→ Rows from a dataset:
──────────────────────────────
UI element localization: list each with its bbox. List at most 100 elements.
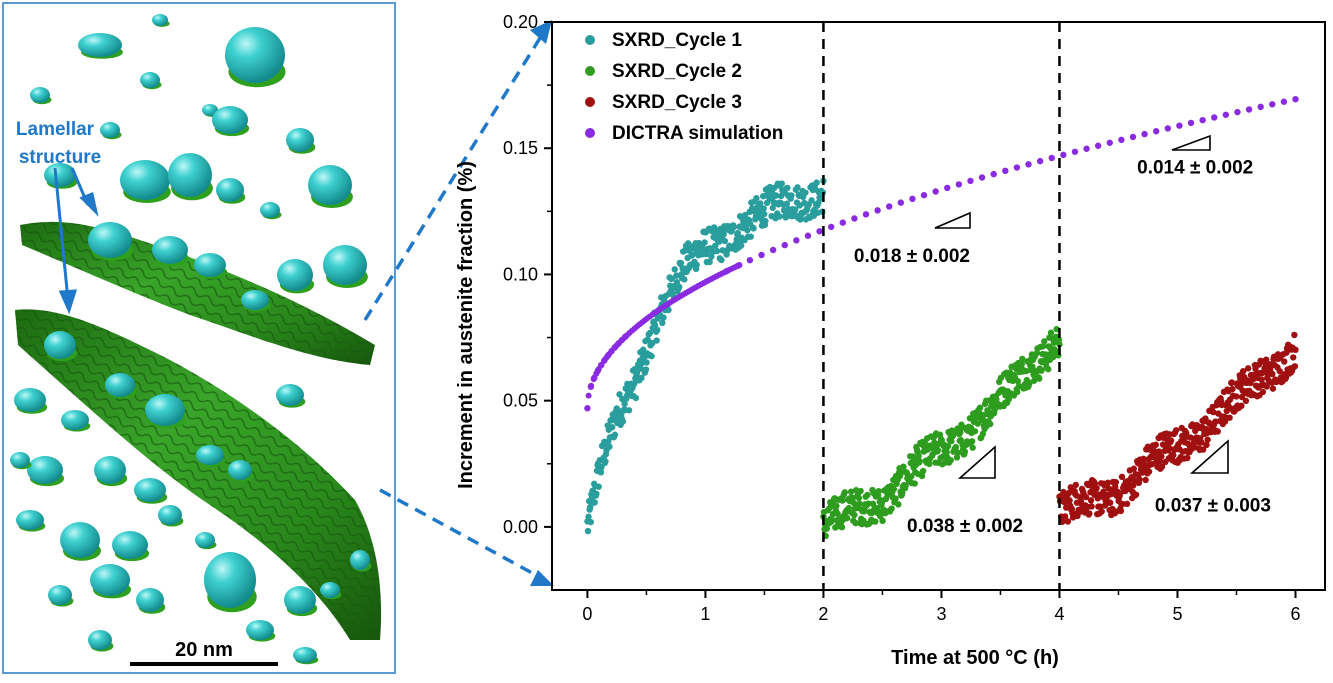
- data-point: [625, 407, 633, 414]
- data-point: [1210, 408, 1217, 416]
- simulation-point: [584, 405, 591, 412]
- simulation-point: [1187, 119, 1195, 127]
- data-point: [753, 195, 760, 202]
- legend-label: SXRD_Cycle 3: [612, 92, 742, 113]
- x-tick-label: 5: [1172, 604, 1182, 624]
- data-point: [762, 217, 769, 225]
- data-point: [1014, 377, 1021, 385]
- scale-bar-label: 20 nm: [175, 639, 233, 661]
- data-point: [587, 518, 594, 526]
- data-point: [971, 428, 979, 435]
- data-point: [760, 205, 767, 212]
- data-point: [1292, 346, 1299, 354]
- data-point: [660, 314, 667, 321]
- data-point: [756, 208, 763, 216]
- data-point: [1229, 385, 1236, 393]
- data-point: [593, 490, 600, 498]
- data-point: [761, 210, 768, 218]
- data-point: [681, 276, 688, 283]
- simulation-point: [1002, 167, 1009, 175]
- legend-label: SXRD_Cycle 1: [612, 30, 742, 51]
- y-tick-label: 0.00: [503, 517, 538, 537]
- data-point: [1112, 478, 1119, 486]
- data-point: [954, 449, 962, 456]
- data-point: [1187, 434, 1194, 441]
- data-point: [597, 469, 605, 476]
- simulation-point: [758, 251, 765, 259]
- data-point: [875, 487, 882, 495]
- data-point: [1076, 508, 1083, 516]
- data-point: [1203, 441, 1210, 449]
- apt-frame: [2, 2, 396, 674]
- data-point: [611, 431, 619, 438]
- data-point: [677, 259, 685, 267]
- data-point: [828, 516, 836, 523]
- data-point: [1238, 402, 1245, 410]
- data-point: [632, 394, 640, 402]
- data-point: [794, 184, 801, 191]
- data-point: [802, 189, 809, 196]
- data-point: [1118, 473, 1126, 481]
- data-point: [1184, 454, 1191, 462]
- simulation-point: [1083, 145, 1090, 152]
- simulation-point: [1257, 103, 1264, 111]
- data-point: [1269, 385, 1277, 392]
- data-point: [1263, 356, 1270, 363]
- data-point: [1072, 481, 1080, 489]
- data-point: [741, 211, 749, 219]
- data-point: [1204, 436, 1211, 443]
- data-point: [834, 510, 841, 517]
- slope-annotation: 0.037 ± 0.003: [1155, 496, 1271, 517]
- data-point: [919, 467, 927, 475]
- simulation-point: [769, 246, 777, 254]
- data-point: [1228, 379, 1236, 386]
- y-axis-label: Increment in austenite fraction (%): [455, 161, 477, 489]
- simulation-point: [588, 382, 595, 389]
- data-point: [734, 229, 742, 237]
- simulation-point: [955, 181, 963, 188]
- data-point: [926, 460, 933, 468]
- data-point: [976, 404, 984, 411]
- simulation-point: [804, 232, 812, 239]
- y-tick-label: 0.05: [503, 391, 538, 411]
- data-point: [1039, 343, 1047, 350]
- data-point: [1035, 375, 1043, 382]
- data-point: [808, 197, 815, 204]
- simulation-point: [967, 177, 974, 185]
- data-point: [713, 247, 721, 255]
- data-point: [1116, 492, 1123, 499]
- data-point: [1172, 427, 1180, 434]
- series-3: [1056, 331, 1299, 525]
- simulation-point: [590, 376, 597, 383]
- data-point: [703, 250, 710, 258]
- data-point: [1226, 414, 1233, 421]
- simulation-point: [839, 219, 846, 226]
- simulation-point: [1025, 161, 1032, 168]
- data-point: [838, 523, 846, 531]
- data-point: [896, 472, 904, 480]
- x-axis-label: Time at 500 °C (h): [891, 647, 1059, 669]
- data-point: [778, 180, 785, 187]
- data-point: [646, 329, 654, 337]
- data-point: [659, 319, 666, 327]
- data-point: [584, 527, 592, 535]
- data-point: [892, 495, 899, 502]
- data-point: [587, 503, 594, 511]
- data-point: [911, 480, 918, 487]
- data-point: [585, 513, 592, 520]
- lamellar-label-line1: Lamellar: [16, 119, 95, 140]
- data-point: [1104, 479, 1112, 487]
- data-point: [648, 352, 655, 360]
- data-point: [1044, 365, 1052, 373]
- data-point: [986, 420, 994, 428]
- data-point: [772, 192, 780, 199]
- data-point: [1155, 448, 1163, 455]
- data-point: [706, 258, 713, 266]
- data-point: [847, 488, 855, 495]
- slope-triangle: [957, 445, 996, 479]
- simulation-point: [1234, 108, 1241, 116]
- data-point: [1244, 365, 1252, 372]
- slope-annotation: 0.038 ± 0.002: [907, 516, 1023, 537]
- data-point: [918, 472, 926, 480]
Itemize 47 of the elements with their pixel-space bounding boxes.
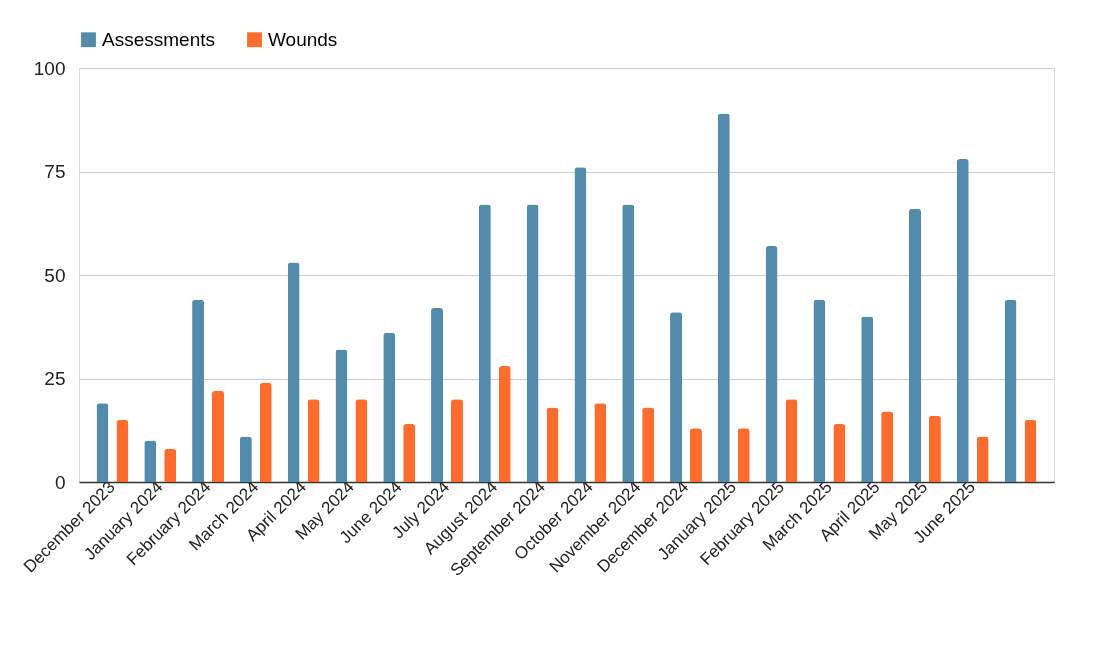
bar — [239, 436, 252, 482]
bar — [785, 399, 798, 482]
bar — [861, 316, 874, 482]
bar — [287, 262, 300, 482]
bar — [622, 204, 635, 482]
bar — [909, 208, 921, 482]
y-tick-label: 75 — [44, 161, 66, 182]
bar — [717, 113, 730, 482]
bar — [928, 415, 941, 482]
bar — [383, 332, 396, 482]
bar — [164, 448, 177, 482]
bar — [116, 419, 129, 482]
y-tick-label: 100 — [33, 57, 66, 79]
bar — [96, 403, 109, 482]
bar — [1004, 299, 1017, 482]
bar — [1024, 419, 1037, 482]
bar — [881, 411, 894, 482]
bar — [335, 349, 348, 482]
legend-label: Assessments — [102, 28, 215, 50]
bar — [956, 159, 969, 482]
bar — [813, 299, 826, 482]
bar — [498, 366, 511, 482]
bar — [478, 204, 491, 482]
bar — [212, 390, 224, 482]
y-tick-label: 0 — [54, 471, 66, 493]
bar — [765, 246, 778, 482]
bar — [574, 167, 587, 482]
bar — [594, 403, 607, 482]
bar — [403, 424, 416, 482]
legend-label: Wounds — [268, 28, 338, 50]
bar — [642, 407, 655, 482]
bar — [259, 382, 272, 482]
bar — [833, 424, 846, 482]
bar — [450, 399, 463, 482]
bar — [976, 436, 989, 482]
bar — [431, 308, 444, 482]
bar — [670, 312, 683, 482]
y-tick-label: 50 — [44, 264, 66, 286]
y-tick-label: 25 — [44, 368, 66, 389]
bar — [546, 407, 559, 482]
bar — [689, 428, 702, 482]
bar — [144, 440, 157, 482]
bar — [307, 399, 320, 482]
bar — [192, 299, 205, 482]
bar — [526, 204, 539, 482]
bar — [355, 399, 368, 482]
bar — [737, 428, 750, 482]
──────────────────────────────
→ WRITTEN PROBLEM: Rewrite the items above with every "bbox" changed to "bounding box" and everything else kept the same. Leave the pictures out of your answer.

→ EXERCISE ANSWER:
UI element localization: list each with its bounding box. List at most 100 elements.
- data-point: [625, 407, 633, 414]
- data-point: [1210, 408, 1217, 416]
- simulation-point: [584, 405, 591, 412]
- simulation-point: [1187, 119, 1195, 127]
- data-point: [753, 195, 760, 202]
- legend-label: SXRD_Cycle 3: [612, 92, 742, 113]
- x-tick-label: 5: [1172, 604, 1182, 624]
- data-point: [762, 217, 769, 225]
- data-point: [1014, 377, 1021, 385]
- scale-bar-label: 20 nm: [175, 639, 233, 661]
- data-point: [587, 518, 594, 526]
- data-point: [971, 428, 979, 435]
- data-point: [760, 205, 767, 212]
- data-point: [1292, 346, 1299, 354]
- data-point: [660, 314, 667, 321]
- data-point: [756, 208, 763, 216]
- data-point: [1229, 385, 1236, 393]
- data-point: [593, 490, 600, 498]
- data-point: [761, 210, 768, 218]
- data-point: [681, 276, 688, 283]
- simulation-point: [1002, 167, 1009, 175]
- legend-label: SXRD_Cycle 1: [612, 30, 742, 51]
- y-tick-label: 0.00: [503, 517, 538, 537]
- data-point: [1112, 478, 1119, 486]
- data-point: [954, 449, 962, 456]
- data-point: [1187, 434, 1194, 441]
- data-point: [597, 469, 605, 476]
- simulation-point: [758, 251, 765, 259]
- data-point: [875, 487, 882, 495]
- data-point: [1076, 508, 1083, 516]
- data-point: [1203, 441, 1210, 449]
- apt-frame: [2, 2, 396, 674]
- data-point: [611, 431, 619, 438]
- data-point: [677, 259, 685, 267]
- data-point: [828, 516, 836, 523]
- data-point: [1238, 402, 1245, 410]
- data-point: [632, 394, 640, 402]
- data-point: [794, 184, 801, 191]
- data-point: [802, 189, 809, 196]
- data-point: [1118, 473, 1126, 481]
- data-point: [1184, 454, 1191, 462]
- simulation-point: [1083, 145, 1090, 152]
- simulation-point: [1257, 103, 1264, 111]
- data-point: [1269, 385, 1277, 392]
- data-point: [1263, 356, 1270, 363]
- data-point: [1072, 481, 1080, 489]
- data-point: [741, 211, 749, 219]
- data-point: [1204, 436, 1211, 443]
- data-point: [834, 510, 841, 517]
- slope-annotation: 0.037 ± 0.003: [1155, 496, 1271, 517]
- data-point: [919, 467, 927, 475]
- simulation-point: [769, 246, 777, 254]
- data-point: [1228, 379, 1236, 386]
- y-axis-label: Increment in austenite fraction (%): [455, 161, 477, 489]
- simulation-point: [588, 382, 595, 389]
- data-point: [734, 229, 742, 237]
- simulation-point: [955, 181, 963, 188]
- data-point: [926, 460, 933, 468]
- data-point: [976, 404, 984, 411]
- simulation-point: [804, 232, 812, 239]
- y-tick-label: 0.05: [503, 391, 538, 411]
- data-point: [1039, 343, 1047, 350]
- data-point: [1035, 375, 1043, 382]
- data-point: [808, 197, 815, 204]
- simulation-point: [967, 177, 974, 185]
- data-point: [713, 247, 721, 255]
- data-point: [1116, 492, 1123, 499]
- data-point: [1172, 427, 1180, 434]
- series-3: [1056, 331, 1299, 525]
- simulation-point: [590, 376, 597, 383]
- data-point: [703, 250, 710, 258]
- data-point: [1226, 414, 1233, 421]
- simulation-point: [839, 219, 846, 226]
- simulation-point: [1025, 161, 1032, 168]
- data-point: [838, 523, 846, 531]
- data-point: [896, 472, 904, 480]
- x-axis-label: Time at 500 °C (h): [891, 647, 1059, 669]
- data-point: [778, 180, 785, 187]
- data-point: [646, 329, 654, 337]
- data-point: [659, 319, 666, 327]
- data-point: [584, 527, 592, 535]
- data-point: [892, 495, 899, 502]
- data-point: [587, 503, 594, 511]
- data-point: [911, 480, 918, 487]
- data-point: [585, 513, 592, 520]
- lamellar-label-line1: Lamellar: [16, 119, 95, 140]
- data-point: [1104, 479, 1112, 487]
- data-point: [648, 352, 655, 360]
- data-point: [1044, 365, 1052, 373]
- data-point: [986, 420, 994, 428]
- data-point: [772, 192, 780, 199]
- data-point: [1155, 448, 1163, 455]
- data-point: [706, 258, 713, 266]
- data-point: [847, 488, 855, 495]
- slope-triangle: [957, 445, 996, 479]
- simulation-point: [1234, 108, 1241, 116]
- data-point: [1244, 365, 1252, 372]
- slope-annotation: 0.038 ± 0.002: [907, 516, 1023, 537]
- data-point: [918, 472, 926, 480]
Itemize 47 of the elements with their pixel-space bounding boxes.
bar — [239, 436, 252, 482]
bar — [785, 399, 798, 482]
bar — [861, 316, 874, 482]
bar — [287, 262, 300, 482]
bar — [622, 204, 635, 482]
bar — [909, 208, 921, 482]
y-tick-label: 75 — [44, 161, 66, 182]
bar — [717, 113, 730, 482]
bar — [928, 415, 941, 482]
bar — [383, 332, 396, 482]
bar — [164, 448, 177, 482]
bar — [116, 419, 129, 482]
y-tick-label: 100 — [33, 57, 66, 79]
bar — [96, 403, 109, 482]
bar — [1004, 299, 1017, 482]
bar — [1024, 419, 1037, 482]
bar — [881, 411, 894, 482]
bar — [335, 349, 348, 482]
legend-label: Assessments — [102, 28, 215, 50]
bar — [956, 159, 969, 482]
bar — [813, 299, 826, 482]
bar — [498, 366, 511, 482]
bar — [478, 204, 491, 482]
bar — [212, 390, 224, 482]
y-tick-label: 0 — [54, 471, 66, 493]
bar — [765, 246, 778, 482]
bar — [574, 167, 587, 482]
bar — [594, 403, 607, 482]
bar — [403, 424, 416, 482]
legend-label: Wounds — [268, 28, 338, 50]
bar — [642, 407, 655, 482]
bar — [259, 382, 272, 482]
bar — [833, 424, 846, 482]
bar — [450, 399, 463, 482]
bar — [976, 436, 989, 482]
bar — [431, 308, 444, 482]
bar — [670, 312, 683, 482]
y-tick-label: 50 — [44, 264, 66, 286]
y-tick-label: 25 — [44, 368, 66, 389]
bar — [546, 407, 559, 482]
bar — [689, 428, 702, 482]
bar — [144, 440, 157, 482]
bar — [307, 399, 320, 482]
bar — [192, 299, 205, 482]
bar — [526, 204, 539, 482]
bar — [355, 399, 368, 482]
bar — [737, 428, 750, 482]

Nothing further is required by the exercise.